▶ Your goal: Find each line containing the string "Республики". Copy it.

Stored records
########
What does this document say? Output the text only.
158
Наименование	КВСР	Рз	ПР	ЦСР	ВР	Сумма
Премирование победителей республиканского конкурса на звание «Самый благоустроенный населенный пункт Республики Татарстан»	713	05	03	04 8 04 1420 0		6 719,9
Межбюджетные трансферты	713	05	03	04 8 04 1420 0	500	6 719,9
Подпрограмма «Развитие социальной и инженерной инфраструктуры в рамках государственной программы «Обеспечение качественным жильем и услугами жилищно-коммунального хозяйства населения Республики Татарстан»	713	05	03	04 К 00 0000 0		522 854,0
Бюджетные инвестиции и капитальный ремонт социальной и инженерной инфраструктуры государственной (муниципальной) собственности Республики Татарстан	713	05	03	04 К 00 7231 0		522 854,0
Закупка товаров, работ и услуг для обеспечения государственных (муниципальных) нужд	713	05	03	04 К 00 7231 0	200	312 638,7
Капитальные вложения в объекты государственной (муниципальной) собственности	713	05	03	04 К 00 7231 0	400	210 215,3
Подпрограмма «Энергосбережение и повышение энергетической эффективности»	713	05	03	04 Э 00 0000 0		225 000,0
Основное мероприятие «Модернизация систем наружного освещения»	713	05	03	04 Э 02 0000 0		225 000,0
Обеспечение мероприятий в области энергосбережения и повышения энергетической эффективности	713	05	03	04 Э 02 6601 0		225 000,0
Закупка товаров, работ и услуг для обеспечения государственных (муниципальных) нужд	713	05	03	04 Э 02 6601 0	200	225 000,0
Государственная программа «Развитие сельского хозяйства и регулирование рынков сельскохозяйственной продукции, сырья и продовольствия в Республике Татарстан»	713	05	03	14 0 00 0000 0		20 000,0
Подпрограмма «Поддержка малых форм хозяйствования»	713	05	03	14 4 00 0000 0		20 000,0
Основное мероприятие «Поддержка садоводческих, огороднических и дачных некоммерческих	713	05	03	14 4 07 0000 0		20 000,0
########
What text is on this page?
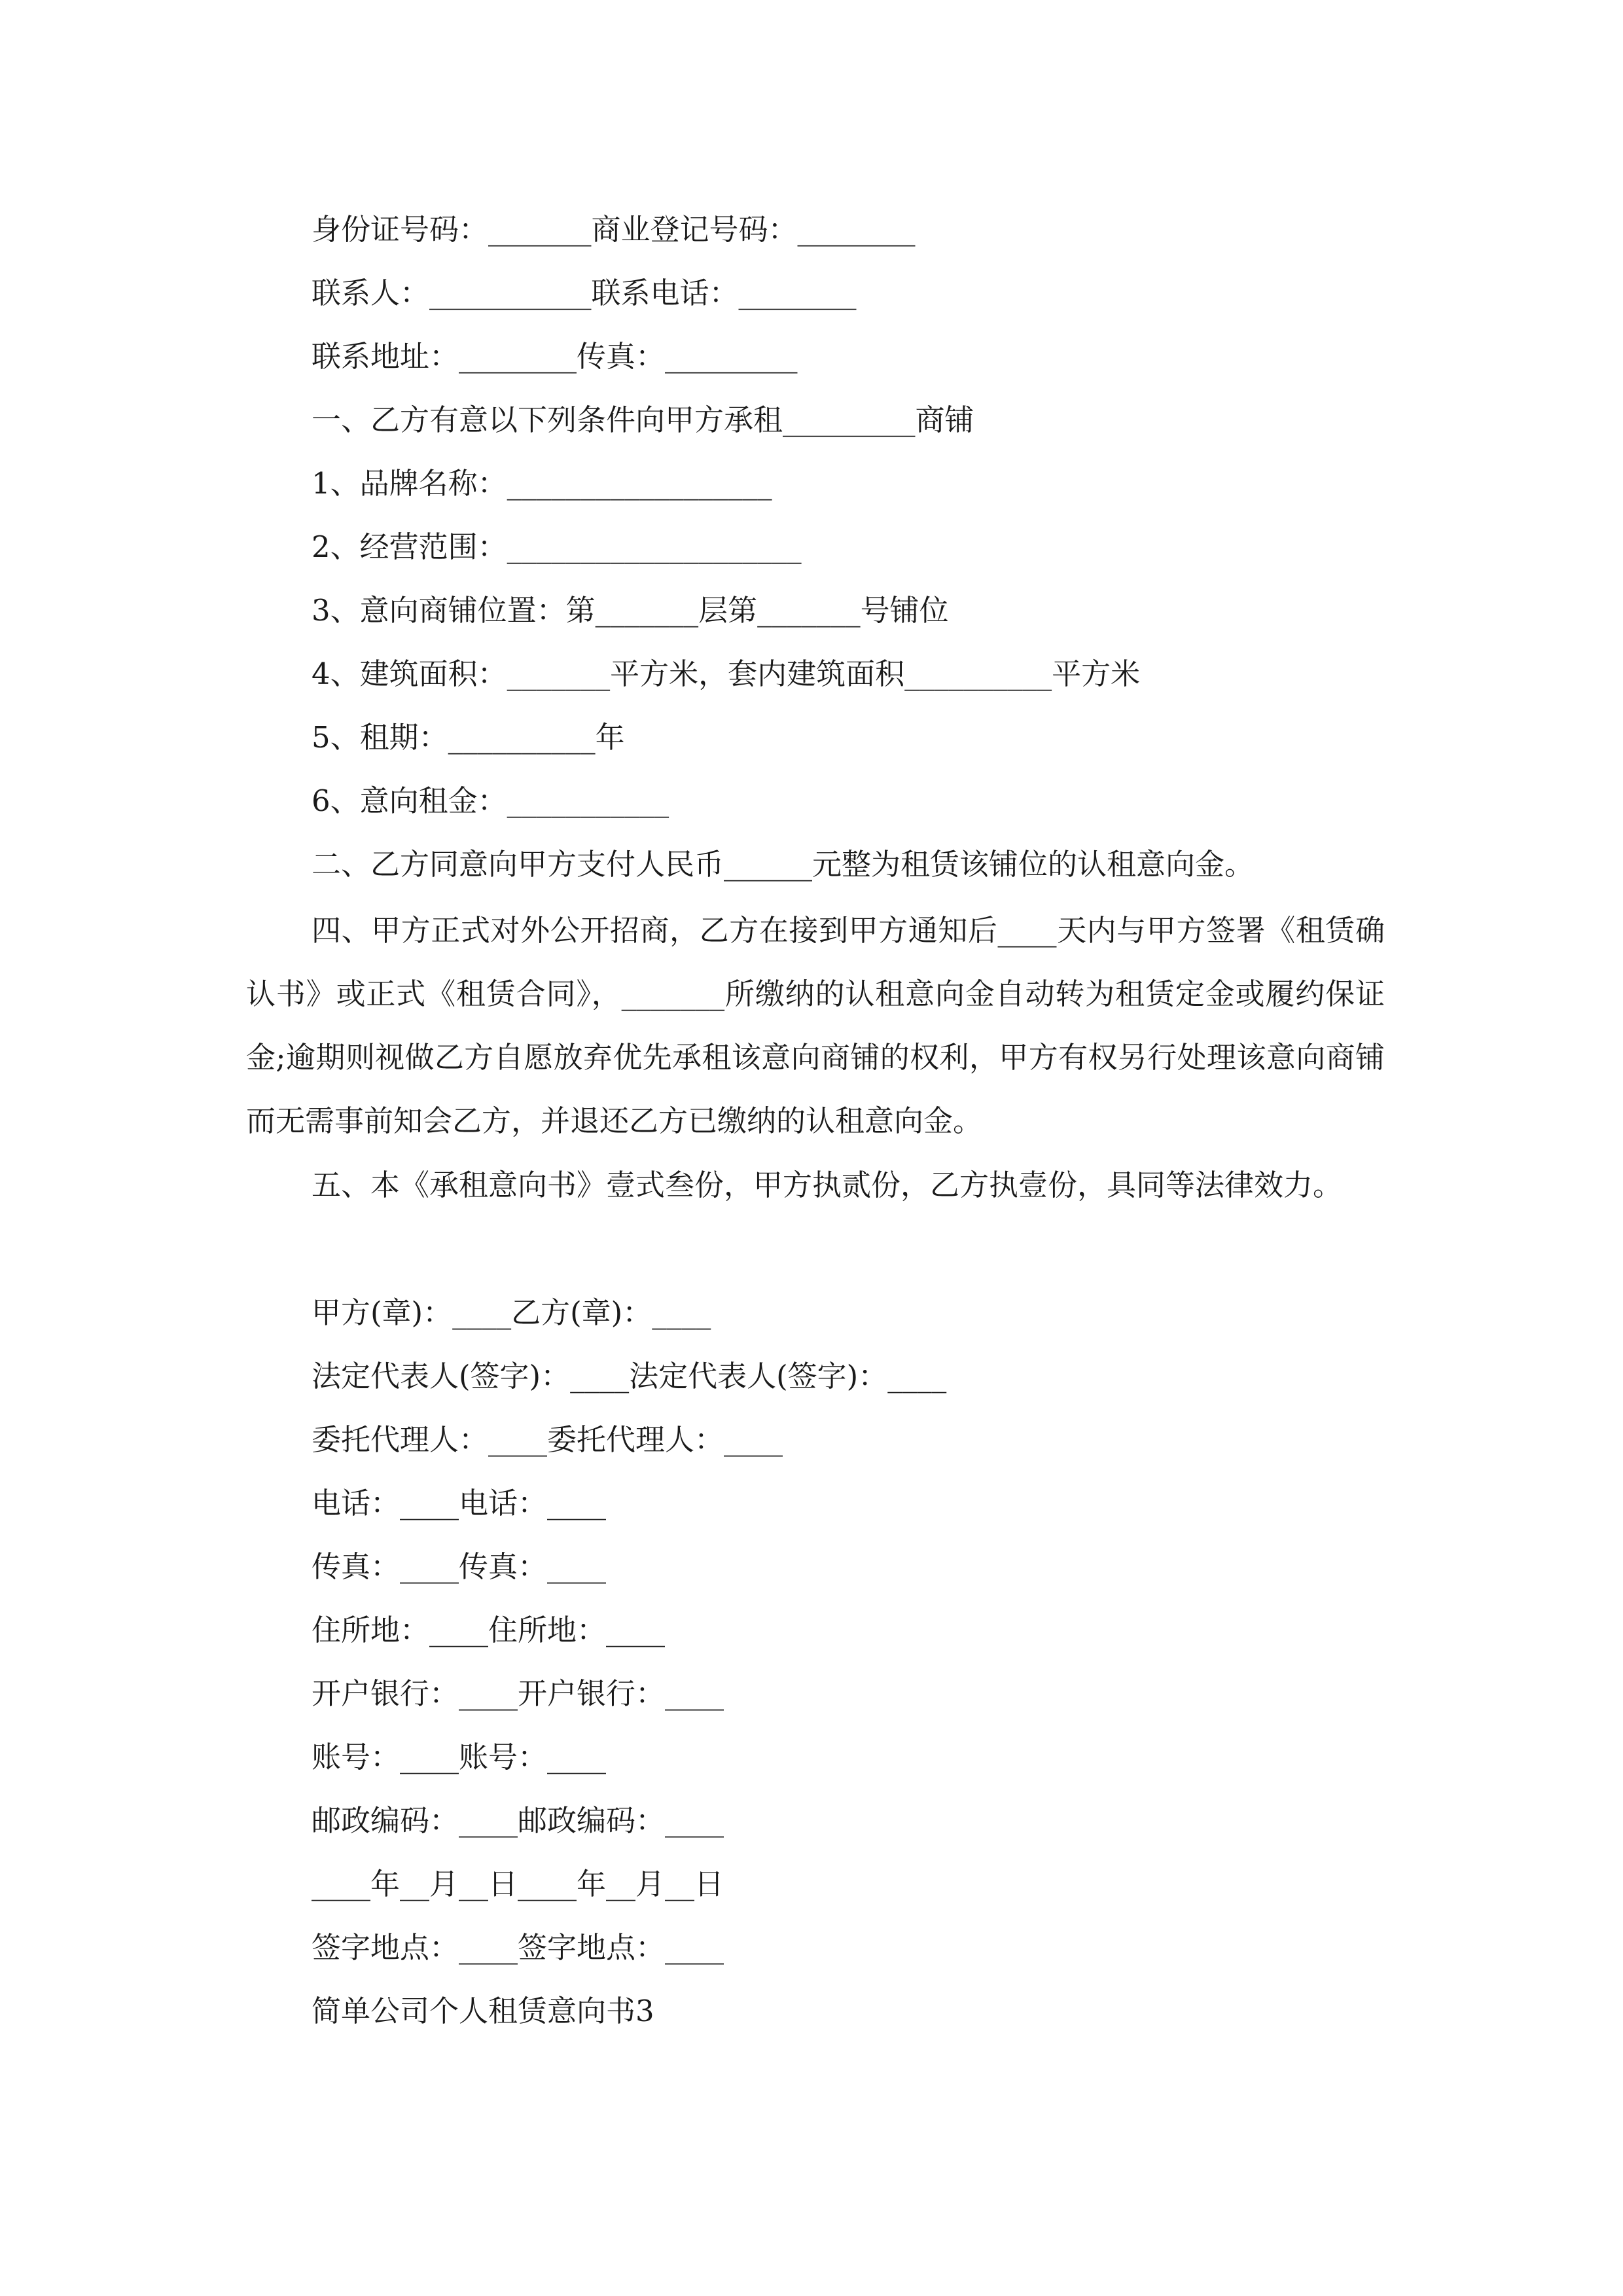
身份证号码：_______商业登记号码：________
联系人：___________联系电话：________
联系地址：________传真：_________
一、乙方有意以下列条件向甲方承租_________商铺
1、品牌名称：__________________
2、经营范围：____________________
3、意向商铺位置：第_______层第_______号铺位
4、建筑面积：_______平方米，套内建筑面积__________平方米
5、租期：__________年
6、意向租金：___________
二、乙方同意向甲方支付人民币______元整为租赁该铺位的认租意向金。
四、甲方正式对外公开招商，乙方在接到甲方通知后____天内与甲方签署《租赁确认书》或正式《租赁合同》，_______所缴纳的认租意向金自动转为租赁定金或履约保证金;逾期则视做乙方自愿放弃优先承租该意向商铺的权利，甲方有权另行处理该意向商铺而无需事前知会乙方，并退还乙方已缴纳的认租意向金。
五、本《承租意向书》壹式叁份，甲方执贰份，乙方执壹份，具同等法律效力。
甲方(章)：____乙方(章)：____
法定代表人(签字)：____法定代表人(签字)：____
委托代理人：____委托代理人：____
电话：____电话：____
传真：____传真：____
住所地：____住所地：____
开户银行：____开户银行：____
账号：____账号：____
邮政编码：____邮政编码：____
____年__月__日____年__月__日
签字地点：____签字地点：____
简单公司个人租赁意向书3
########
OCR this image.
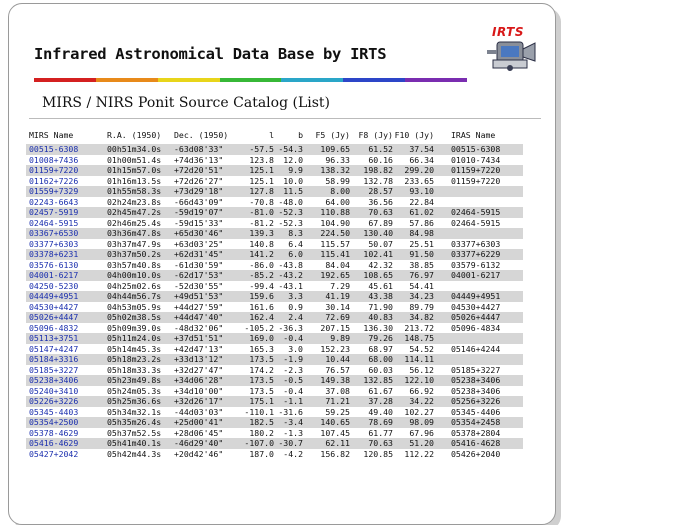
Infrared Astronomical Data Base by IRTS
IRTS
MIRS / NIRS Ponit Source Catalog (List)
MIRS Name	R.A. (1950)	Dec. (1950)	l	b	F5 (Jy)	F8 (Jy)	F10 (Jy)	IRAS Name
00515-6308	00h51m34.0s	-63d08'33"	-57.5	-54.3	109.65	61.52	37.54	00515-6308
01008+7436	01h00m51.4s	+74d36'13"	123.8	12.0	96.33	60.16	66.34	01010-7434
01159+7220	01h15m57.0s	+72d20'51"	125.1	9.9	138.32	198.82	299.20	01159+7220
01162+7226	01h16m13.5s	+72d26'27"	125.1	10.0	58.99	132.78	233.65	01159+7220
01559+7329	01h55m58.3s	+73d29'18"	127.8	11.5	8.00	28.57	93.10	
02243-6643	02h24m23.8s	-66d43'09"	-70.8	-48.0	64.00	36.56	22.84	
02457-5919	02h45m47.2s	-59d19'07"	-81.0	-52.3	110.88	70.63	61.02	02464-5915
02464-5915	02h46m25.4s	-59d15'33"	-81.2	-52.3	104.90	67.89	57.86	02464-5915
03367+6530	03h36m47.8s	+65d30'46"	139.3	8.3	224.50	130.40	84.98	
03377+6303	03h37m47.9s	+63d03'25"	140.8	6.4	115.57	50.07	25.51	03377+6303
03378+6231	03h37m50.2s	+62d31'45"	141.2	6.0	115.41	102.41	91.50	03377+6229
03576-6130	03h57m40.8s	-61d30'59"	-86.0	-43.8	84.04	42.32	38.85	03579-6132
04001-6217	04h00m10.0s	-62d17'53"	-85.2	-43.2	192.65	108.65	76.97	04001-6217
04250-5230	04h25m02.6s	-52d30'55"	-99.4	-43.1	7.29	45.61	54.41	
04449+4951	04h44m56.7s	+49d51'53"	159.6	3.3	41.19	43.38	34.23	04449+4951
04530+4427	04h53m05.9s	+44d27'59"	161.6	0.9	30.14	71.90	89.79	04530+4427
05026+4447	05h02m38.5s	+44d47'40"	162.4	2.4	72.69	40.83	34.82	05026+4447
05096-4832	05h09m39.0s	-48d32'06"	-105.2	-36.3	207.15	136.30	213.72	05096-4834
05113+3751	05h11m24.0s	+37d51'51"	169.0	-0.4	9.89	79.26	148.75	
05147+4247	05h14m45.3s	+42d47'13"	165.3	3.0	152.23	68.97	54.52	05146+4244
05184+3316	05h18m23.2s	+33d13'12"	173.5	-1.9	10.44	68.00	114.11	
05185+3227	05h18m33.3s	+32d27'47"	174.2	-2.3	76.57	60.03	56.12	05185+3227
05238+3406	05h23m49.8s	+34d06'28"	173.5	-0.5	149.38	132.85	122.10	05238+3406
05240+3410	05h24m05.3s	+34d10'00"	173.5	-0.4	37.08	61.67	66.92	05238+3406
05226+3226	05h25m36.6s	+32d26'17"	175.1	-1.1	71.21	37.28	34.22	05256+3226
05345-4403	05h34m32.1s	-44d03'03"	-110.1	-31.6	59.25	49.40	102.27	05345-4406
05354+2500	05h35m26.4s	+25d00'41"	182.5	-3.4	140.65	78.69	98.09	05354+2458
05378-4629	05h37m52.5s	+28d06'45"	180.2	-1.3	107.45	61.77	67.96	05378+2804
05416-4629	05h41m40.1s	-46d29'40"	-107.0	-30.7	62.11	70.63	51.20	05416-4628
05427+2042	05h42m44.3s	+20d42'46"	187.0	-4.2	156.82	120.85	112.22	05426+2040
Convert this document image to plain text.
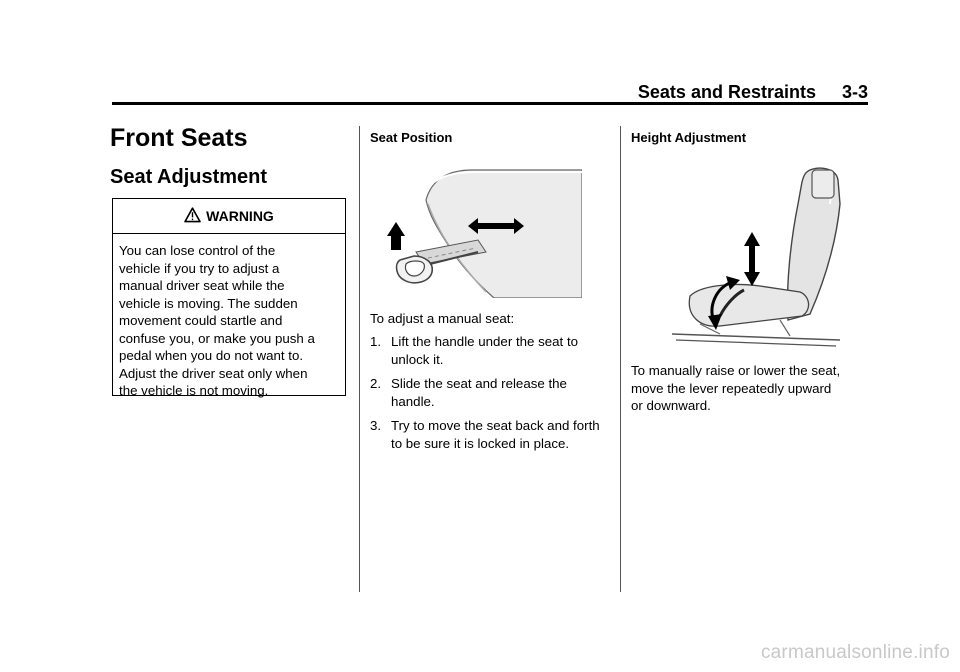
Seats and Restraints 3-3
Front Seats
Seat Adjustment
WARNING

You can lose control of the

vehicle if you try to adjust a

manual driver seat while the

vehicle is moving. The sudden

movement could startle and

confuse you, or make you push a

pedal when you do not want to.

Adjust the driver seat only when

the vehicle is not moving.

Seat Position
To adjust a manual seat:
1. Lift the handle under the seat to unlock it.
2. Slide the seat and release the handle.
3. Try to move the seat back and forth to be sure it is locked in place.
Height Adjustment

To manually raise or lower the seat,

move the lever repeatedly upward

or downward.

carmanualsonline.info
########
▶ Task output:
Премирование победителей республиканского конкурса на звание «Самый благоустроенный населенный пункт Республики Татарстан»	713	05	03	04 8 04 1420 0		6 719,9
Подпрограмма «Развитие социальной и инженерной инфраструктуры в рамках государственной программы «Обеспечение качественным жильем и услугами жилищно-коммунального хозяйства населения Республики Татарстан»	713	05	03	04 К 00 0000 0		522 854,0
Бюджетные инвестиции и капитальный ремонт социальной и инженерной инфраструктуры государственной (муниципальной) собственности Республики Татарстан	713	05	03	04 К 00 7231 0		522 854,0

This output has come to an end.